---- ENTRIES
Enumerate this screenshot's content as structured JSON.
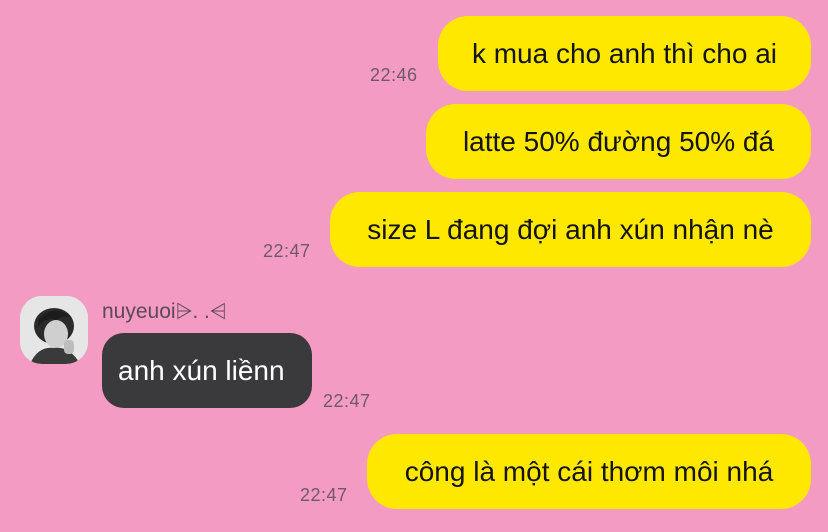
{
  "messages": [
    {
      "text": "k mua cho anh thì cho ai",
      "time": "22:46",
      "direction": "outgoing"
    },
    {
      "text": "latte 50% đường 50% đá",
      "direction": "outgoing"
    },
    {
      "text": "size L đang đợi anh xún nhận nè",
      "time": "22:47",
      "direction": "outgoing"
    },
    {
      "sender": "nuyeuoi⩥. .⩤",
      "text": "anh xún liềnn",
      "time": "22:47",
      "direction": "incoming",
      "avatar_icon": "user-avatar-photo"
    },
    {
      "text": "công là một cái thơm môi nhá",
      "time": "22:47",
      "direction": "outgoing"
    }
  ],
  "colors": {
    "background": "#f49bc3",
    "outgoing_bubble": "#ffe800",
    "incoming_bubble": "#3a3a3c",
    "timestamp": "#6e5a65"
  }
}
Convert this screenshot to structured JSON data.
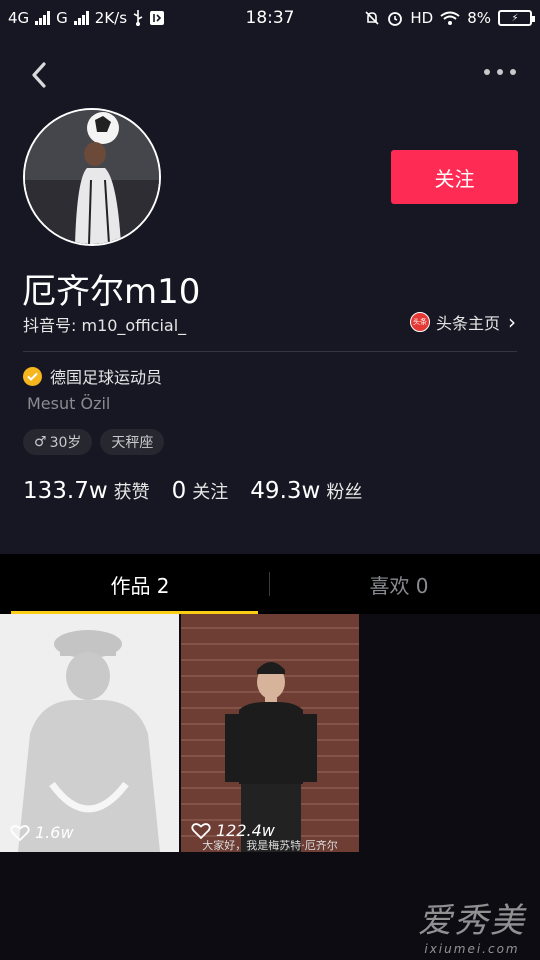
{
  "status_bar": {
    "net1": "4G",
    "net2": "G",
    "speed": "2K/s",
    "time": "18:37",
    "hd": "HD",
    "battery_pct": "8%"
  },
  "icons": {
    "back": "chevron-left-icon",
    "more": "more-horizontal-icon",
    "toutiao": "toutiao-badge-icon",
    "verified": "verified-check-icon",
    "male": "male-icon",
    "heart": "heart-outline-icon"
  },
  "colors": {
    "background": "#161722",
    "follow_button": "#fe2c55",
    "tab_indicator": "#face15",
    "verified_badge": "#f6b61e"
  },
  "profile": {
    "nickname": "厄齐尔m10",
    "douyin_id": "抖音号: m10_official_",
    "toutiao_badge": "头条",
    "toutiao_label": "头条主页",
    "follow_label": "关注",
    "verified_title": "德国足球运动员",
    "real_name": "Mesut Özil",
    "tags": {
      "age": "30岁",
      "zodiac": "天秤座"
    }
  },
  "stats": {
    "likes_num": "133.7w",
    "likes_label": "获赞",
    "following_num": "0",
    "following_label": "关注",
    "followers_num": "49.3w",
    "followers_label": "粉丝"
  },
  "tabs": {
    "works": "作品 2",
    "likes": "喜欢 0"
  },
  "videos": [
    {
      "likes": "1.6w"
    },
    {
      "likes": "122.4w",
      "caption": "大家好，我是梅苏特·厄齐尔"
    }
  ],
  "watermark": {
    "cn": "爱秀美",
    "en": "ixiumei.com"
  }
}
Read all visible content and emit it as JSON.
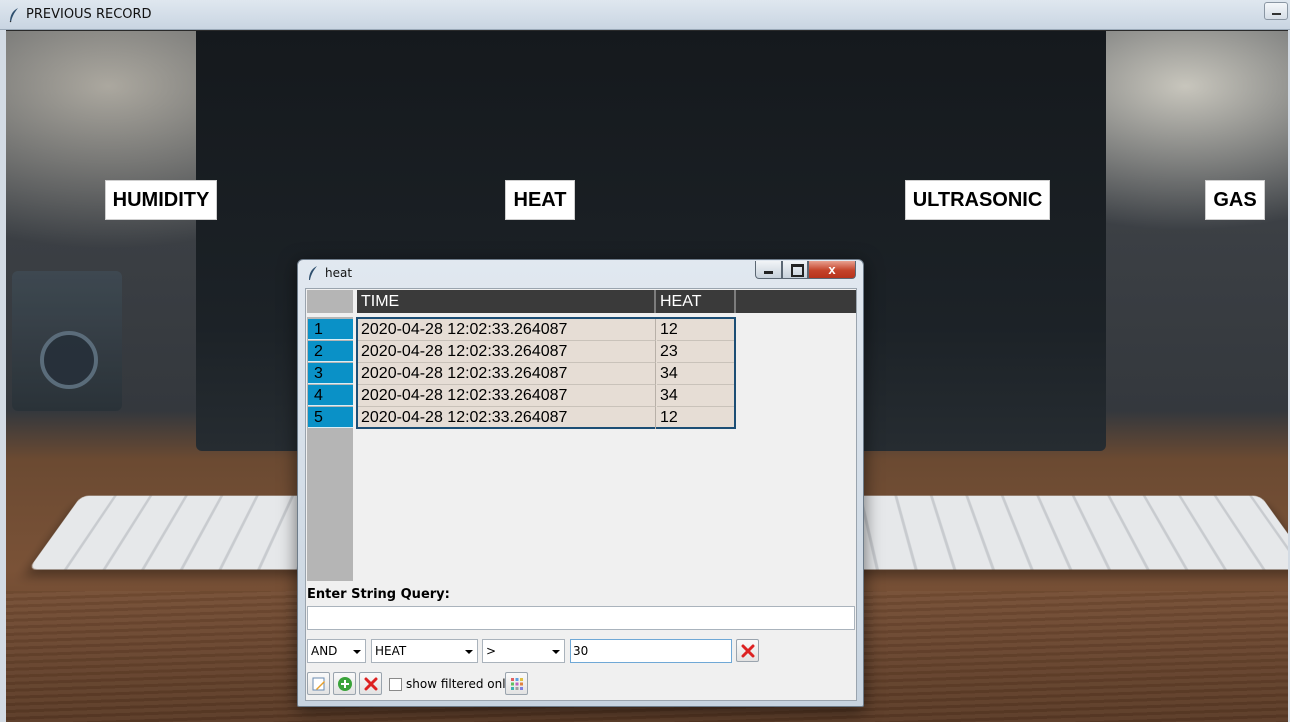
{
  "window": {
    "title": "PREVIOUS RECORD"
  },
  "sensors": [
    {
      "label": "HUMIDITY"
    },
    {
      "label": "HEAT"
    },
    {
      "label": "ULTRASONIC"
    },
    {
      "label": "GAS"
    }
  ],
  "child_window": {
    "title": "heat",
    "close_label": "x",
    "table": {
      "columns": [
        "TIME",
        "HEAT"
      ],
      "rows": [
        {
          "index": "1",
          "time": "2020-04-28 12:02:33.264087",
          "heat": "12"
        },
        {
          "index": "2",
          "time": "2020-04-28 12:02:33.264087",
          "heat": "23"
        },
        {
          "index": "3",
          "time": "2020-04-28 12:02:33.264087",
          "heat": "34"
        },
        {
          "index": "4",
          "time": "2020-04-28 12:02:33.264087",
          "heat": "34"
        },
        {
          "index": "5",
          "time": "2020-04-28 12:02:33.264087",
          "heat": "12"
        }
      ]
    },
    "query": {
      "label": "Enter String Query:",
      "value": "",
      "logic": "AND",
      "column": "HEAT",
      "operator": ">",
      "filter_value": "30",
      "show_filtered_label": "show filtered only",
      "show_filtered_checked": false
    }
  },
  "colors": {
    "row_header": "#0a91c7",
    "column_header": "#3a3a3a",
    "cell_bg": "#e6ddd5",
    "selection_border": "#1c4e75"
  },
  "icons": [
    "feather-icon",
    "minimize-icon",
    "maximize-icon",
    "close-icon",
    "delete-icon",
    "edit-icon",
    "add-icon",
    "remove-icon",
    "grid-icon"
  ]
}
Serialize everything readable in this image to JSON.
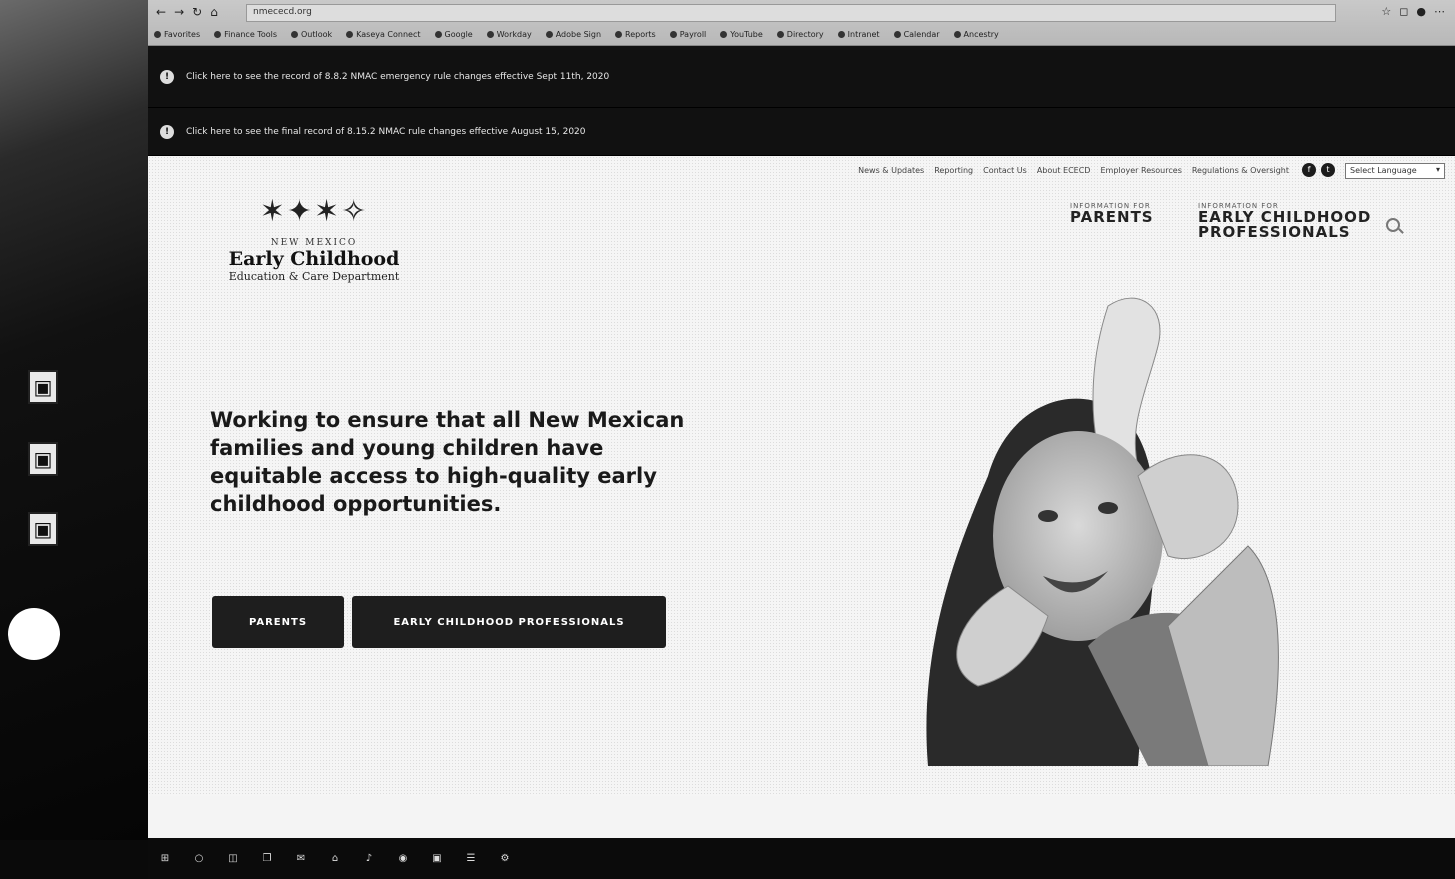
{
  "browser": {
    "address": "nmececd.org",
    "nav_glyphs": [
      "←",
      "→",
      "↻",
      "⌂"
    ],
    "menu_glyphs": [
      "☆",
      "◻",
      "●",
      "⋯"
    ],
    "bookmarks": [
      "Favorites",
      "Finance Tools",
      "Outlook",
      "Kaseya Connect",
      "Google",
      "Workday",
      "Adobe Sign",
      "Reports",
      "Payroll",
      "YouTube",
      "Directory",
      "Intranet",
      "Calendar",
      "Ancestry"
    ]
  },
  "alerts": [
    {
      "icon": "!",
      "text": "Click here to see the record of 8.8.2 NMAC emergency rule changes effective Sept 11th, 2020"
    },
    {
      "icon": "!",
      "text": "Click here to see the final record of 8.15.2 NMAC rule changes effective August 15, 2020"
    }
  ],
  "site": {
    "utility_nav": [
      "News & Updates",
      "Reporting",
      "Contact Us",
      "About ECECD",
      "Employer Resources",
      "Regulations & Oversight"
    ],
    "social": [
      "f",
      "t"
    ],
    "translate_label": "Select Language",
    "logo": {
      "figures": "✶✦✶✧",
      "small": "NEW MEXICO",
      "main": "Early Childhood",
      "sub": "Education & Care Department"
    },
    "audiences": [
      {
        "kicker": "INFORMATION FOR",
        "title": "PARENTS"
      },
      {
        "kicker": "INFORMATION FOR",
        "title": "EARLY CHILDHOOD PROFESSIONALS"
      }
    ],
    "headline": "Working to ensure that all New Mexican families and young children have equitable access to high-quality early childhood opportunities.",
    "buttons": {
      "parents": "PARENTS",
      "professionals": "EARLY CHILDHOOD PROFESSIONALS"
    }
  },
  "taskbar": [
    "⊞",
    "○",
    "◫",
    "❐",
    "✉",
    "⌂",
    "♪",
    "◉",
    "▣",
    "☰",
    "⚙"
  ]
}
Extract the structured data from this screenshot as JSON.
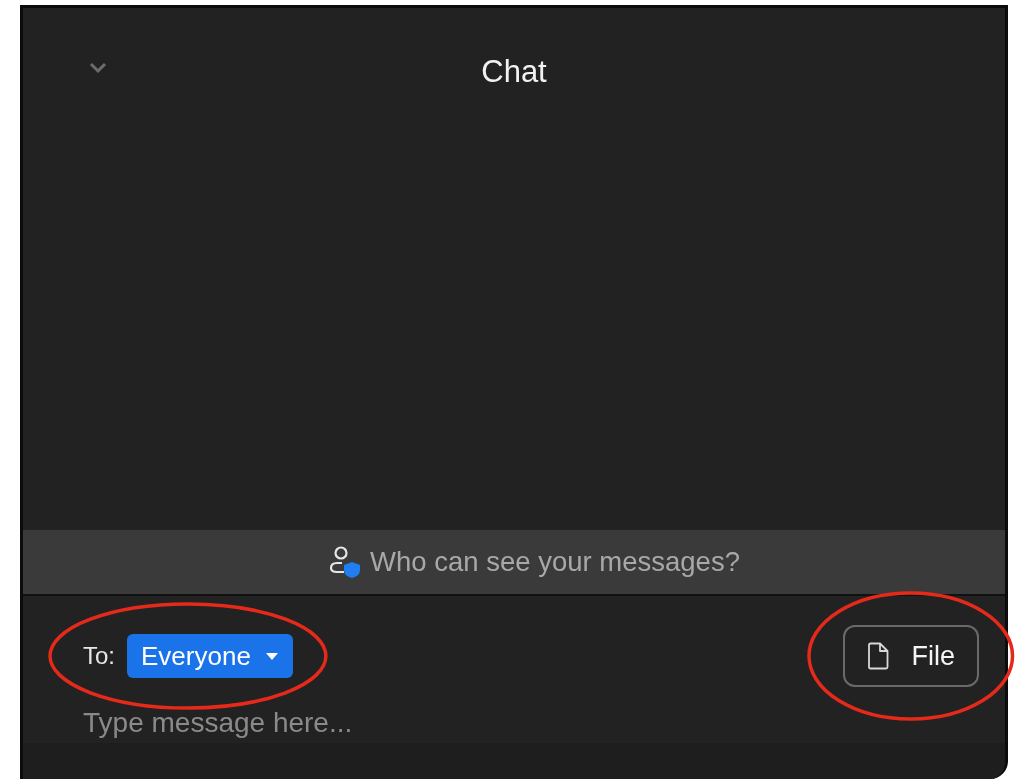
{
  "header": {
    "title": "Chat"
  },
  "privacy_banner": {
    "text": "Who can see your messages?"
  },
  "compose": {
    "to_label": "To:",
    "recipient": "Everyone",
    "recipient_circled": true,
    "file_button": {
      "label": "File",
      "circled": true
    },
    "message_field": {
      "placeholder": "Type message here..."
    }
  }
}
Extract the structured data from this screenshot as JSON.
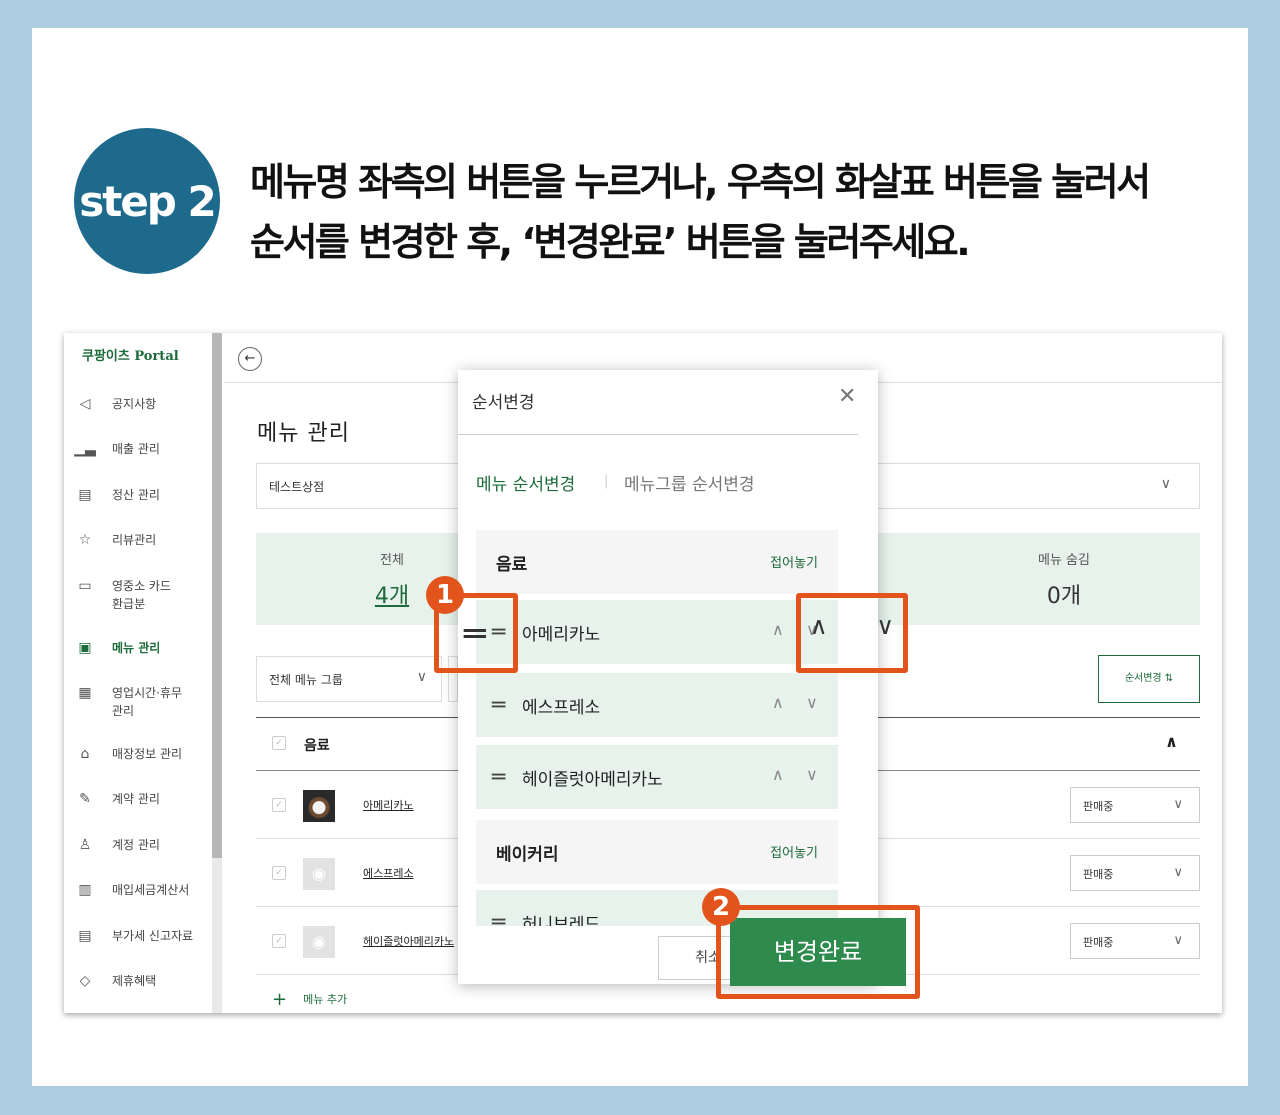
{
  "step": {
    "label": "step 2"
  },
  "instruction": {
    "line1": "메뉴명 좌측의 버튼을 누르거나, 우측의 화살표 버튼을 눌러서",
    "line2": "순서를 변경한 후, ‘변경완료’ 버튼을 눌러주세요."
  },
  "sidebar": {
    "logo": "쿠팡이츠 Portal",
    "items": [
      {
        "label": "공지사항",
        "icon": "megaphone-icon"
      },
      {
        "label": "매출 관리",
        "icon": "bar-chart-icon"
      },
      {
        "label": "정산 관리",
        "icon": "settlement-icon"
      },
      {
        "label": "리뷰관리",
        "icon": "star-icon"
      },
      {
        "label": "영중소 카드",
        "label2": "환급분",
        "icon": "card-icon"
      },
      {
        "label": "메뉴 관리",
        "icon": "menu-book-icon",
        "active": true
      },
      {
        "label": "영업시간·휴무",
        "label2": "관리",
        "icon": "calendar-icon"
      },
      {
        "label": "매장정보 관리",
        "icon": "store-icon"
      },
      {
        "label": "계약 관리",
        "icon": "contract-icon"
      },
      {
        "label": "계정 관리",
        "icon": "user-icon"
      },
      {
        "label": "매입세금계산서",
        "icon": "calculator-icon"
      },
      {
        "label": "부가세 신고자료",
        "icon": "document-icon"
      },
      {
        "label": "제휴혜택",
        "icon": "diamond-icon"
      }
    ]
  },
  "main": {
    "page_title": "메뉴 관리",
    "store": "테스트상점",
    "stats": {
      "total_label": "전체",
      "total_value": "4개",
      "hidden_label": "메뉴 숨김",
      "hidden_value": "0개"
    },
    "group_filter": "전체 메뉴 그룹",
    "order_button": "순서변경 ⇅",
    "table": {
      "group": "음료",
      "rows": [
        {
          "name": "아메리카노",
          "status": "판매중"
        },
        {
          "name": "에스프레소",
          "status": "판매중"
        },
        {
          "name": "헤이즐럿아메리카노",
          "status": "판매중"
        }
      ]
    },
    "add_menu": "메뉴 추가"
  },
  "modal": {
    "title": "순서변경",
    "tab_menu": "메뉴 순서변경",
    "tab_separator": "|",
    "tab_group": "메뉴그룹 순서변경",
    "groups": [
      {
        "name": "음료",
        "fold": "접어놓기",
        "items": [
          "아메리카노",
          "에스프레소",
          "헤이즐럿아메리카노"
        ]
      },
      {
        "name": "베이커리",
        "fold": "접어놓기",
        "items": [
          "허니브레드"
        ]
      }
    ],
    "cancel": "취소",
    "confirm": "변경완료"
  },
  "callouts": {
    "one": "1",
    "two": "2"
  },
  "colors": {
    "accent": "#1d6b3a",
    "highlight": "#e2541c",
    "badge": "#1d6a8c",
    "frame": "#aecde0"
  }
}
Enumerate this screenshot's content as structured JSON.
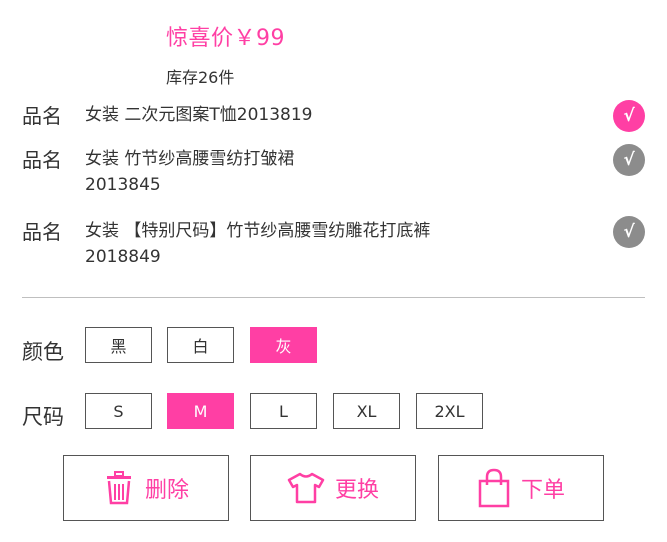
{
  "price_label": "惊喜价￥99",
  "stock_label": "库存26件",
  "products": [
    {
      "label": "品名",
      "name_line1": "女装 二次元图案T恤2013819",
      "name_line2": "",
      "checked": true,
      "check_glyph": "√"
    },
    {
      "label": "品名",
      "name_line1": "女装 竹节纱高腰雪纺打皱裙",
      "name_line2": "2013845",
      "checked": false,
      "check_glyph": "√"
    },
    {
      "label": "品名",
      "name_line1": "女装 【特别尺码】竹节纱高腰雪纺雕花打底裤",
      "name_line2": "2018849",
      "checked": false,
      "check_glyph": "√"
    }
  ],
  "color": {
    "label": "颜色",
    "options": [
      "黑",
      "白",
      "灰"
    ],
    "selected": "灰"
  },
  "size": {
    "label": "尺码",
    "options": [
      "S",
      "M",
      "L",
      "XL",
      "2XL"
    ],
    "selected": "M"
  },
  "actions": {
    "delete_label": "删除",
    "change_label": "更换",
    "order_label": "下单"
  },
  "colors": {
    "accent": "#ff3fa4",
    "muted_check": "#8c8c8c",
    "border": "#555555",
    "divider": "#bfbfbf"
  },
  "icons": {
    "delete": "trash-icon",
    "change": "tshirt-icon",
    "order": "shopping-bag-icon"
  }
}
--------
Your answer should be a single number: how many lines of the material contain the word "effective".

2